Write out the records below word for word, please.

* START PROVIDED DATA *

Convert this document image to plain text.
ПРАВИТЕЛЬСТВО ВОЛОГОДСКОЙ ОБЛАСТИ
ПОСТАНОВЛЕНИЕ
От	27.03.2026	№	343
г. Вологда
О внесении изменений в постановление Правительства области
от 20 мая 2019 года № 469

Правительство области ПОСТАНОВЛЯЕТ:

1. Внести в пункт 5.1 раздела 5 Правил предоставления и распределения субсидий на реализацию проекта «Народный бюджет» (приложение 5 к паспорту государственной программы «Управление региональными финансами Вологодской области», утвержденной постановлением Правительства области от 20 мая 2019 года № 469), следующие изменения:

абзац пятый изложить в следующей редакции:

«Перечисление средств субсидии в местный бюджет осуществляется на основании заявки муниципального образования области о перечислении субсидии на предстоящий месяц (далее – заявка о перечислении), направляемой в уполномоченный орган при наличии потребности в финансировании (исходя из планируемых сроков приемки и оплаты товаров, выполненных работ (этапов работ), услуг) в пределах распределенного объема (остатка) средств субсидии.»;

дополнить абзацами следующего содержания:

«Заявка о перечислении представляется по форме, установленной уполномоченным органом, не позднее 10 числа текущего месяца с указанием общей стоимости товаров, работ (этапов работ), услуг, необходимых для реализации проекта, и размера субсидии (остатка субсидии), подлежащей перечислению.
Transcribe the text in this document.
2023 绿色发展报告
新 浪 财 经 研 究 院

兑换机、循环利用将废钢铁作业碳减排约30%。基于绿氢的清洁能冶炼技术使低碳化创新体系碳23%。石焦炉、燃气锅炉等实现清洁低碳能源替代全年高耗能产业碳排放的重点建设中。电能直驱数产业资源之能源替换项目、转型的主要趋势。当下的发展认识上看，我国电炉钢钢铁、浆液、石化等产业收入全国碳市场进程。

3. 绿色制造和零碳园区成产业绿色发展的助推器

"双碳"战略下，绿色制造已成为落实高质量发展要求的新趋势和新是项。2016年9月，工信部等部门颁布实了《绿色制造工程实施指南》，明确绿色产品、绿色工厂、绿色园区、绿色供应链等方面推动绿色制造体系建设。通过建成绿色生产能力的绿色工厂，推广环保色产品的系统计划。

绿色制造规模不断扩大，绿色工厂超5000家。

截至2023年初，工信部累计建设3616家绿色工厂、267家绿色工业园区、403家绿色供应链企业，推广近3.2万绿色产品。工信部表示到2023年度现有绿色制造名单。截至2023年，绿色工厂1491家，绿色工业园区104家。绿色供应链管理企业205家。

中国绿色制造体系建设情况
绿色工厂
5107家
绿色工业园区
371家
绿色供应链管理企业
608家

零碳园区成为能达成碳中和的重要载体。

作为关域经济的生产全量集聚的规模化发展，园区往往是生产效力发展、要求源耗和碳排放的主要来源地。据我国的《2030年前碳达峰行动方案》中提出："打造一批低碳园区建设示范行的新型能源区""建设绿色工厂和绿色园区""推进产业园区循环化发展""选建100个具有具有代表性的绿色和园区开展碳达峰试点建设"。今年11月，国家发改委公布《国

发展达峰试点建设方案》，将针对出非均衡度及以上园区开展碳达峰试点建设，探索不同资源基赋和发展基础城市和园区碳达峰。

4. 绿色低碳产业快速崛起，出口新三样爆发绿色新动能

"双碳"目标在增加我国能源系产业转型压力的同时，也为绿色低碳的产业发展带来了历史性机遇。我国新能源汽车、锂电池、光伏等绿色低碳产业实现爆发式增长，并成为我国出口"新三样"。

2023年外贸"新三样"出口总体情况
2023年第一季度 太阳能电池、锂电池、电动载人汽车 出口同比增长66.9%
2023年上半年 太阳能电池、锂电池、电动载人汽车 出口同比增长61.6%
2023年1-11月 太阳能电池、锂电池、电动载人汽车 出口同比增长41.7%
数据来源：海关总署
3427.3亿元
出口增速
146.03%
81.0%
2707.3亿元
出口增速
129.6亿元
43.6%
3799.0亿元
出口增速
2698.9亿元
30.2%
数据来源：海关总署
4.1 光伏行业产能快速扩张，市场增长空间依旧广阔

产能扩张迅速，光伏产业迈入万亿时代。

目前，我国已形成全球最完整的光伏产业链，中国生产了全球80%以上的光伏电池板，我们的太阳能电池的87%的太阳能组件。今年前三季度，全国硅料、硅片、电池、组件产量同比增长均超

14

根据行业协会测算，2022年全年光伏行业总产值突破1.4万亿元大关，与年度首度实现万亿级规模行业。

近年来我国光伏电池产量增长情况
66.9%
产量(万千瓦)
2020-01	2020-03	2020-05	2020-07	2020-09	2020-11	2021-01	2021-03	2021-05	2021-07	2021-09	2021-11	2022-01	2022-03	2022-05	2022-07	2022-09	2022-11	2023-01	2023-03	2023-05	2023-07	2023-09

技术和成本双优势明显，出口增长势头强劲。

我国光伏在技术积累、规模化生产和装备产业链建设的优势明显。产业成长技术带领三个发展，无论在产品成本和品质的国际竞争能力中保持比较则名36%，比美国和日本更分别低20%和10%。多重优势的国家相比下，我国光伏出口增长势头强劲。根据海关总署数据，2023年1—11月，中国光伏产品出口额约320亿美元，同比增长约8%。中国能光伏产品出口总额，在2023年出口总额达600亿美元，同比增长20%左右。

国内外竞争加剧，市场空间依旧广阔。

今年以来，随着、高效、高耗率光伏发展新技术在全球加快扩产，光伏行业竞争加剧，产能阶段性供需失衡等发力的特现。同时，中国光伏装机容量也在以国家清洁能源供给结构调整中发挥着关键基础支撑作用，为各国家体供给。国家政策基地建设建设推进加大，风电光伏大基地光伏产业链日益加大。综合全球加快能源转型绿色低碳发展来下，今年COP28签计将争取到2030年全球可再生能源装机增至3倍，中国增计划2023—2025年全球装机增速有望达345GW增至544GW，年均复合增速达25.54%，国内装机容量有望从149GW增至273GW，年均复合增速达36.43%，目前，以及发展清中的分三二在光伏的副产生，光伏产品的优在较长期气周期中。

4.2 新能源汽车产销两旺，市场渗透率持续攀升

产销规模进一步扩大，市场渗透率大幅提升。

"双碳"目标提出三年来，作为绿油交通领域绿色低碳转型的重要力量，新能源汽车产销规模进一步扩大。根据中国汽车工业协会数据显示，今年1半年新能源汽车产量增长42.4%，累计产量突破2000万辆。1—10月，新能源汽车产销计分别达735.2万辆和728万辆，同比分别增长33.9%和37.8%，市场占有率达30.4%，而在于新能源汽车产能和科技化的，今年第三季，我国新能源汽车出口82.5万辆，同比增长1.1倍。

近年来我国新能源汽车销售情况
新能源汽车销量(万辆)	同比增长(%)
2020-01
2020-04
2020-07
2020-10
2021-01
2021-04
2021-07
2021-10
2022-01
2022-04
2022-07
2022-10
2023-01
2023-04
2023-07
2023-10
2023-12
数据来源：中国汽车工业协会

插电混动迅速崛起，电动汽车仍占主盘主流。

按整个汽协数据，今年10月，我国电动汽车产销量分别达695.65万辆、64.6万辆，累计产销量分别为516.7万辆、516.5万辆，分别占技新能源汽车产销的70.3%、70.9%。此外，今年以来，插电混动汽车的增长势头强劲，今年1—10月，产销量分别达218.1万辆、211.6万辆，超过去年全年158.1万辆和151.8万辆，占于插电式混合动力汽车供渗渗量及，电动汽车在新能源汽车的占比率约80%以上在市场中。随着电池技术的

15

* END PROVIDED DATA *

RESULT:
Convert this document image to plain text.
ПРАВИТЕЛЬСТВО ВОЛОГОДСКОЙ ОБЛАСТИ
ПОСТАНОВЛЕНИЕ
От	27.03.2026	№	343
г. Вологда
О внесении изменений в постановление Правительства области
от 20 мая 2019 года № 469

Правительство области ПОСТАНОВЛЯЕТ:

1. Внести в пункт 5.1 раздела 5 Правил предоставления и распределения субсидий на реализацию проекта «Народный бюджет» (приложение 5 к паспорту государственной программы «Управление региональными финансами Вологодской области», утвержденной постановлением Правительства области от 20 мая 2019 года № 469), следующие изменения:

абзац пятый изложить в следующей редакции:

«Перечисление средств субсидии в местный бюджет осуществляется на основании заявки муниципального образования области о перечислении субсидии на предстоящий месяц (далее – заявка о перечислении), направляемой в уполномоченный орган при наличии потребности в финансировании (исходя из планируемых сроков приемки и оплаты товаров, выполненных работ (этапов работ), услуг) в пределах распределенного объема (остатка) средств субсидии.»;

дополнить абзацами следующего содержания:

«Заявка о перечислении представляется по форме, установленной уполномоченным органом, не позднее 10 числа текущего месяца с указанием общей стоимости товаров, работ (этапов работ), услуг, необходимых для реализации проекта, и размера субсидии (остатка субсидии), подлежащей перечислению.
Transcribe the text in this document.
2023 绿色发展报告
新 浪 财 经 研 究 院

兑换机、循环利用将废钢铁作业碳减排约30%。基于绿氢的清洁能冶炼技术使低碳化创新体系碳23%。石焦炉、燃气锅炉等实现清洁低碳能源替代全年高耗能产业碳排放的重点建设中。电能直驱数产业资源之能源替换项目、转型的主要趋势。当下的发展认识上看，我国电炉钢钢铁、浆液、石化等产业收入全国碳市场进程。

3. 绿色制造和零碳园区成产业绿色发展的助推器

"双碳"战略下，绿色制造已成为落实高质量发展要求的新趋势和新是项。2016年9月，工信部等部门颁布实了《绿色制造工程实施指南》，明确绿色产品、绿色工厂、绿色园区、绿色供应链等方面推动绿色制造体系建设。通过建成绿色生产能力的绿色工厂，推广环保色产品的系统计划。

绿色制造规模不断扩大，绿色工厂超5000家。

截至2023年初，工信部累计建设3616家绿色工厂、267家绿色工业园区、403家绿色供应链企业，推广近3.2万绿色产品。工信部表示到2023年度现有绿色制造名单。截至2023年，绿色工厂1491家，绿色工业园区104家。绿色供应链管理企业205家。

中国绿色制造体系建设情况
绿色工厂
5107家
绿色工业园区
371家
绿色供应链管理企业
608家

零碳园区成为能达成碳中和的重要载体。

作为关域经济的生产全量集聚的规模化发展，园区往往是生产效力发展、要求源耗和碳排放的主要来源地。据我国的《2030年前碳达峰行动方案》中提出："打造一批低碳园区建设示范行的新型能源区""建设绿色工厂和绿色园区""推进产业园区循环化发展""选建100个具有具有代表性的绿色和园区开展碳达峰试点建设"。今年11月，国家发改委公布《国

发展达峰试点建设方案》，将针对出非均衡度及以上园区开展碳达峰试点建设，探索不同资源基赋和发展基础城市和园区碳达峰。

4. 绿色低碳产业快速崛起，出口新三样爆发绿色新动能

"双碳"目标在增加我国能源系产业转型压力的同时，也为绿色低碳的产业发展带来了历史性机遇。我国新能源汽车、锂电池、光伏等绿色低碳产业实现爆发式增长，并成为我国出口"新三样"。

2023年外贸"新三样"出口总体情况
2023年第一季度 太阳能电池、锂电池、电动载人汽车 出口同比增长66.9%
2023年上半年 太阳能电池、锂电池、电动载人汽车 出口同比增长61.6%
2023年1-11月 太阳能电池、锂电池、电动载人汽车 出口同比增长41.7%
数据来源：海关总署
3427.3亿元
出口增速
146.03%
81.0%
2707.3亿元
出口增速
129.6亿元
43.6%
3799.0亿元
出口增速
2698.9亿元
30.2%
数据来源：海关总署
4.1 光伏行业产能快速扩张，市场增长空间依旧广阔

产能扩张迅速，光伏产业迈入万亿时代。

目前，我国已形成全球最完整的光伏产业链，中国生产了全球80%以上的光伏电池板，我们的太阳能电池的87%的太阳能组件。今年前三季度，全国硅料、硅片、电池、组件产量同比增长均超

14

根据行业协会测算，2022年全年光伏行业总产值突破1.4万亿元大关，与年度首度实现万亿级规模行业。

近年来我国光伏电池产量增长情况
66.9%
产量(万千瓦)
2020-01	2020-03	2020-05	2020-07	2020-09	2020-11	2021-01	2021-03	2021-05	2021-07	2021-09	2021-11	2022-01	2022-03	2022-05	2022-07	2022-09	2022-11	2023-01	2023-03	2023-05	2023-07	2023-09

技术和成本双优势明显，出口增长势头强劲。

我国光伏在技术积累、规模化生产和装备产业链建设的优势明显。产业成长技术带领三个发展，无论在产品成本和品质的国际竞争能力中保持比较则名36%，比美国和日本更分别低20%和10%。多重优势的国家相比下，我国光伏出口增长势头强劲。根据海关总署数据，2023年1—11月，中国光伏产品出口额约320亿美元，同比增长约8%。中国能光伏产品出口总额，在2023年出口总额达600亿美元，同比增长20%左右。

国内外竞争加剧，市场空间依旧广阔。

今年以来，随着、高效、高耗率光伏发展新技术在全球加快扩产，光伏行业竞争加剧，产能阶段性供需失衡等发力的特现。同时，中国光伏装机容量也在以国家清洁能源供给结构调整中发挥着关键基础支撑作用，为各国家体供给。国家政策基地建设建设推进加大，风电光伏大基地光伏产业链日益加大。综合全球加快能源转型绿色低碳发展来下，今年COP28签计将争取到2030年全球可再生能源装机增至3倍，中国增计划2023—2025年全球装机增速有望达345GW增至544GW，年均复合增速达25.54%，国内装机容量有望从149GW增至273GW，年均复合增速达36.43%，目前，以及发展清中的分三二在光伏的副产生，光伏产品的优在较长期气周期中。

4.2 新能源汽车产销两旺，市场渗透率持续攀升

产销规模进一步扩大，市场渗透率大幅提升。

"双碳"目标提出三年来，作为绿油交通领域绿色低碳转型的重要力量，新能源汽车产销规模进一步扩大。根据中国汽车工业协会数据显示，今年1半年新能源汽车产量增长42.4%，累计产量突破2000万辆。1—10月，新能源汽车产销计分别达735.2万辆和728万辆，同比分别增长33.9%和37.8%，市场占有率达30.4%，而在于新能源汽车产能和科技化的，今年第三季，我国新能源汽车出口82.5万辆，同比增长1.1倍。

近年来我国新能源汽车销售情况
新能源汽车销量(万辆)	同比增长(%)
2020-01
2020-04
2020-07
2020-10
2021-01
2021-04
2021-07
2021-10
2022-01
2022-04
2022-07
2022-10
2023-01
2023-04
2023-07
2023-10
2023-12
数据来源：中国汽车工业协会

插电混动迅速崛起，电动汽车仍占主盘主流。

按整个汽协数据，今年10月，我国电动汽车产销量分别达695.65万辆、64.6万辆，累计产销量分别为516.7万辆、516.5万辆，分别占技新能源汽车产销的70.3%、70.9%。此外，今年以来，插电混动汽车的增长势头强劲，今年1—10月，产销量分别达218.1万辆、211.6万辆，超过去年全年158.1万辆和151.8万辆，占于插电式混合动力汽车供渗渗量及，电动汽车在新能源汽车的占比率约80%以上在市场中。随着电池技术的

15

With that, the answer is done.